:: DATASET
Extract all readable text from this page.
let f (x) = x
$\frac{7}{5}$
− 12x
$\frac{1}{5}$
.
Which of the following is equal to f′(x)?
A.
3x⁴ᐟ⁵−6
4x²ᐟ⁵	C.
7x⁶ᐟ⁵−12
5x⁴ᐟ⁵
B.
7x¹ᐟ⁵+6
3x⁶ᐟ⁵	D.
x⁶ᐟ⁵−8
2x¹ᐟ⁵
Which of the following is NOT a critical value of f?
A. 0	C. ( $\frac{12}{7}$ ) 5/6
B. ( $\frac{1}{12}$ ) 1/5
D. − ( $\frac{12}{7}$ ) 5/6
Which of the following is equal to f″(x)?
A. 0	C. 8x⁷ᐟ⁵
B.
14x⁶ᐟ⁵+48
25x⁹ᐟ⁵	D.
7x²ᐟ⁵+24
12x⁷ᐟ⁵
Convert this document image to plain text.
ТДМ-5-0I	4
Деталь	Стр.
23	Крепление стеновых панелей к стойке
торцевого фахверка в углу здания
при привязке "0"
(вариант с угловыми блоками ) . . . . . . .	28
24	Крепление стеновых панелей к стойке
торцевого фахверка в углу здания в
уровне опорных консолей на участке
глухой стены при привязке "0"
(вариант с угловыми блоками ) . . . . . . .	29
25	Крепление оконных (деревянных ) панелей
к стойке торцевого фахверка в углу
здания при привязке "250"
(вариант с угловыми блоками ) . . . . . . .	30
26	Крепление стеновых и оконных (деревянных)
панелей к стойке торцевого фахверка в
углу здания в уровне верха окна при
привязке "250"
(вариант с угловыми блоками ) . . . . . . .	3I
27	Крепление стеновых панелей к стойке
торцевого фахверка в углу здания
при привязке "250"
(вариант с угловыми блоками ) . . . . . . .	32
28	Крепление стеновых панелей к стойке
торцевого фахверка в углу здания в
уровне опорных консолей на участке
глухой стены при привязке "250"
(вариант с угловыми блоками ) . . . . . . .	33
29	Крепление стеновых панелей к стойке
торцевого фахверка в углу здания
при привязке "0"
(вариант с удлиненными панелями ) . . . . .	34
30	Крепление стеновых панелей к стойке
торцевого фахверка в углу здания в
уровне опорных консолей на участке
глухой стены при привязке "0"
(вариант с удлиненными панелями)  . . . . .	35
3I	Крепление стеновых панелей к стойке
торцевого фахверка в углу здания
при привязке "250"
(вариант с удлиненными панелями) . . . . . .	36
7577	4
::::
Give only the number of lines in the data that hold the string "Which".

RESPONSE TO THE EXERCISE: 3